Written exercise | Look through the records below and collect all lines that hold the string "type".

Rows from a figure dataset
------------------------------------------------------------

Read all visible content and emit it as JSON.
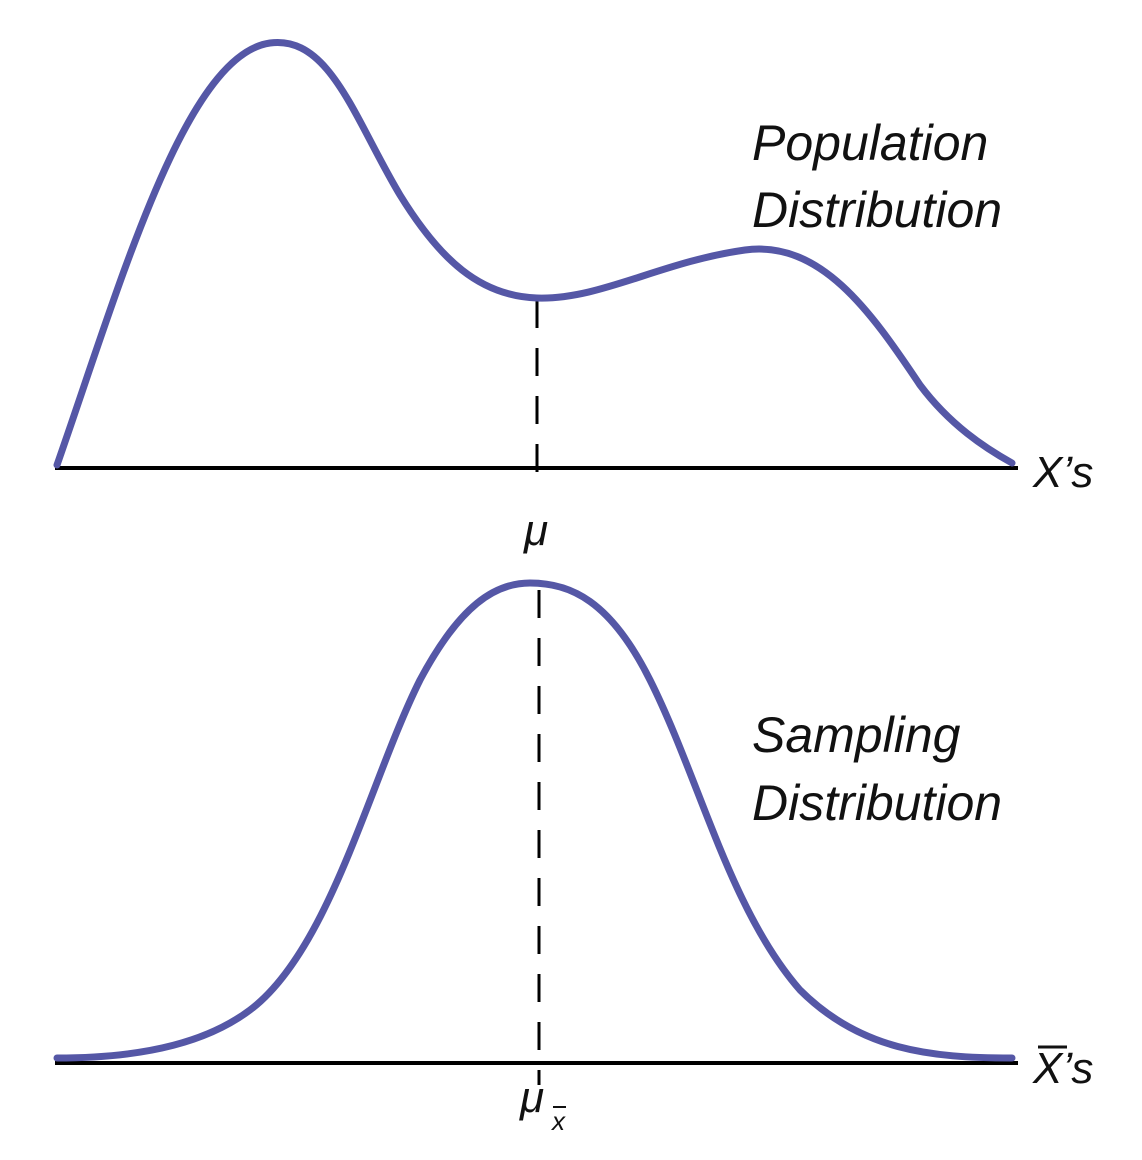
{
  "colors": {
    "curve": "#5557a6",
    "axis": "#000000",
    "text": "#111111"
  },
  "population": {
    "title_line1": "Population",
    "title_line2": "Distribution",
    "axis_label": "X’s",
    "mean_label": "μ"
  },
  "sampling": {
    "title_line1": "Sampling",
    "title_line2": "Distribution",
    "axis_label": "X’s",
    "mean_label": "μ",
    "mean_subscript": "x"
  }
}
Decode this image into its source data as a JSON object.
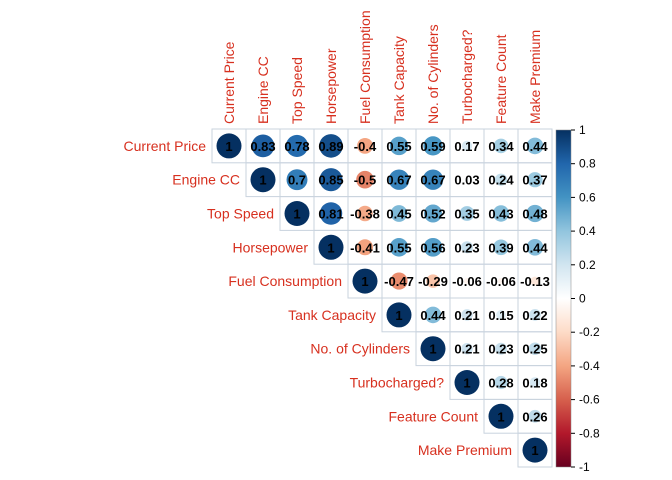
{
  "chart_data": {
    "type": "heatmap",
    "variables": [
      "Current Price",
      "Engine CC",
      "Top Speed",
      "Horsepower",
      "Fuel Consumption",
      "Tank Capacity",
      "No. of Cylinders",
      "Turbocharged?",
      "Feature Count",
      "Make Premium"
    ],
    "matrix": [
      [
        1,
        0.83,
        0.78,
        0.89,
        -0.4,
        0.55,
        0.59,
        0.17,
        0.34,
        0.44
      ],
      [
        null,
        1,
        0.7,
        0.85,
        -0.5,
        0.67,
        0.67,
        0.03,
        0.24,
        0.37
      ],
      [
        null,
        null,
        1,
        0.81,
        -0.38,
        0.45,
        0.52,
        0.35,
        0.43,
        0.48
      ],
      [
        null,
        null,
        null,
        1,
        -0.41,
        0.55,
        0.56,
        0.23,
        0.39,
        0.44
      ],
      [
        null,
        null,
        null,
        null,
        1,
        -0.47,
        -0.29,
        -0.06,
        -0.06,
        -0.13
      ],
      [
        null,
        null,
        null,
        null,
        null,
        1,
        0.44,
        0.21,
        0.15,
        0.22
      ],
      [
        null,
        null,
        null,
        null,
        null,
        null,
        1,
        0.21,
        0.23,
        0.25
      ],
      [
        null,
        null,
        null,
        null,
        null,
        null,
        null,
        1,
        0.28,
        0.18
      ],
      [
        null,
        null,
        null,
        null,
        null,
        null,
        null,
        null,
        1,
        0.26
      ],
      [
        null,
        null,
        null,
        null,
        null,
        null,
        null,
        null,
        null,
        1
      ]
    ],
    "value_labels": [
      [
        "1",
        "0.83",
        "0.78",
        "0.89",
        "-0.4",
        "0.55",
        "0.59",
        "0.17",
        "0.34",
        "0.44"
      ],
      [
        null,
        "1",
        "0.7",
        "0.85",
        "-0.5",
        "0.67",
        "0.67",
        "0.03",
        "0.24",
        "0.37"
      ],
      [
        null,
        null,
        "1",
        "0.81",
        "-0.38",
        "0.45",
        "0.52",
        "0.35",
        "0.43",
        "0.48"
      ],
      [
        null,
        null,
        null,
        "1",
        "-0.41",
        "0.55",
        "0.56",
        "0.23",
        "0.39",
        "0.44"
      ],
      [
        null,
        null,
        null,
        null,
        "1",
        "-0.47",
        "-0.29",
        "-0.06",
        "-0.06",
        "-0.13"
      ],
      [
        null,
        null,
        null,
        null,
        null,
        "1",
        "0.44",
        "0.21",
        "0.15",
        "0.22"
      ],
      [
        null,
        null,
        null,
        null,
        null,
        null,
        "1",
        "0.21",
        "0.23",
        "0.25"
      ],
      [
        null,
        null,
        null,
        null,
        null,
        null,
        null,
        "1",
        "0.28",
        "0.18"
      ],
      [
        null,
        null,
        null,
        null,
        null,
        null,
        null,
        null,
        "1",
        "0.26"
      ],
      [
        null,
        null,
        null,
        null,
        null,
        null,
        null,
        null,
        null,
        "1"
      ]
    ],
    "triangle": "upper",
    "glyph": "circle",
    "color_scale": {
      "range": [
        -1,
        1
      ],
      "ticks": [
        "1",
        "0.8",
        "0.6",
        "0.4",
        "0.2",
        "0",
        "-0.2",
        "-0.4",
        "-0.6",
        "-0.8",
        "-1"
      ],
      "negative_color": "#67001f",
      "mid_color": "#ffffff",
      "positive_color": "#053061"
    },
    "label_color": "#d7301f",
    "legend_placement": "right"
  }
}
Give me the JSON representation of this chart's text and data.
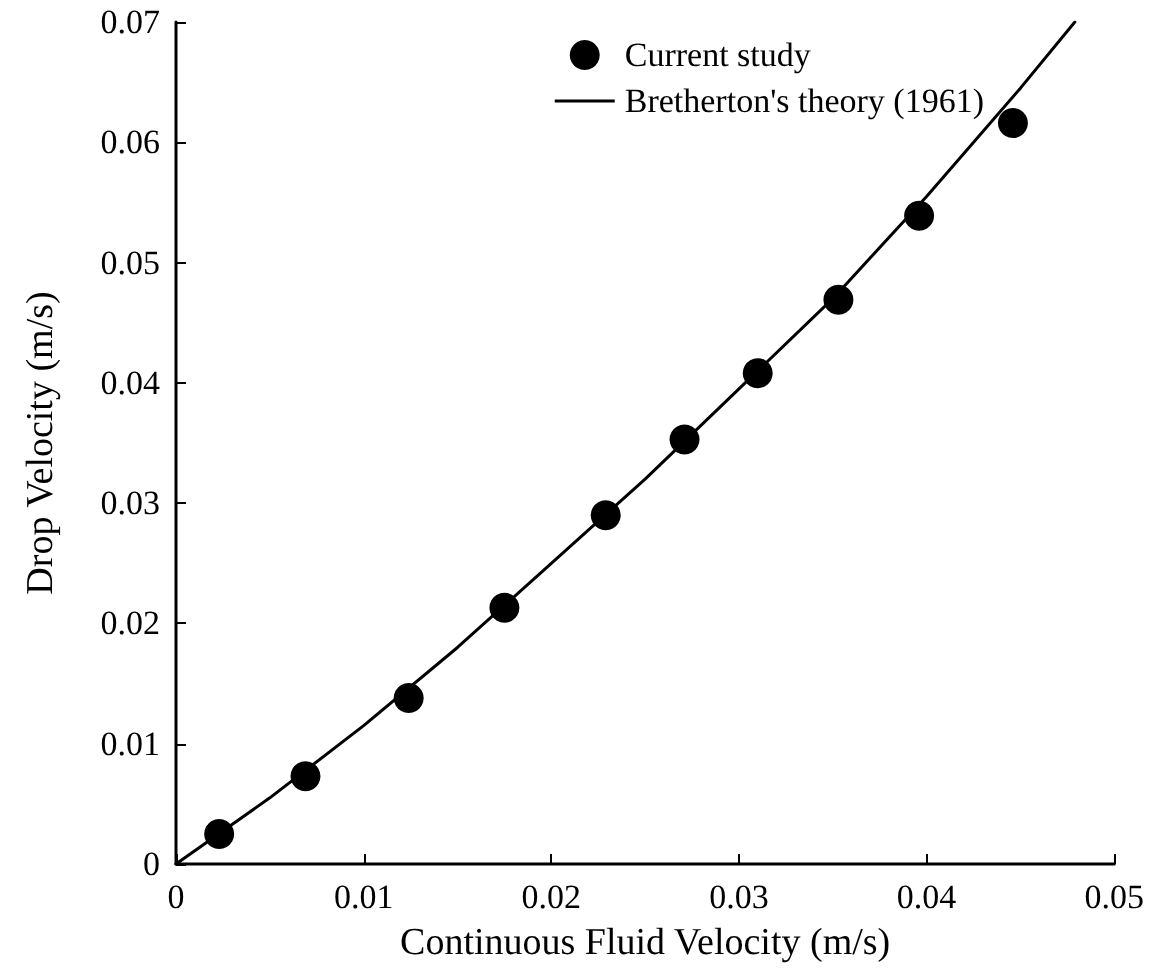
{
  "chart_data": {
    "type": "scatter",
    "xlabel": "Continuous Fluid Velocity (m/s)",
    "ylabel": "Drop Velocity (m/s)",
    "xlim": [
      0,
      0.05
    ],
    "xticks": [
      0,
      0.01,
      0.02,
      0.03,
      0.04,
      0.05
    ],
    "ylim": [
      0,
      0.07
    ],
    "yticks": [
      0,
      0.01,
      0.02,
      0.03,
      0.04,
      0.05,
      0.06,
      0.07
    ],
    "grid": false,
    "legend": "top right",
    "series": [
      {
        "name": "Current study",
        "marker": "circle",
        "color": "#000000",
        "x": [
          0.0023,
          0.0069,
          0.0124,
          0.0175,
          0.0229,
          0.0271,
          0.031,
          0.0353,
          0.0396,
          0.0446
        ],
        "values": [
          0.0025,
          0.0073,
          0.0138,
          0.0213,
          0.029,
          0.0353,
          0.0408,
          0.0469,
          0.0539,
          0.0616
        ]
      },
      {
        "name": "Bretherton's theory (1961)",
        "type": "line",
        "marker": "none",
        "line_style": "solid",
        "color": "#000000",
        "x": [
          0,
          0.005,
          0.01,
          0.015,
          0.02,
          0.025,
          0.03,
          0.035,
          0.04,
          0.045,
          0.0479
        ],
        "values": [
          0,
          0.0055,
          0.0115,
          0.018,
          0.025,
          0.032,
          0.0395,
          0.047,
          0.0555,
          0.0645,
          0.07
        ]
      }
    ]
  }
}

------------------------------------------------------------

Answer to the task |
    "type": "heatmap",
    "type": "scatter",
        "type": "line",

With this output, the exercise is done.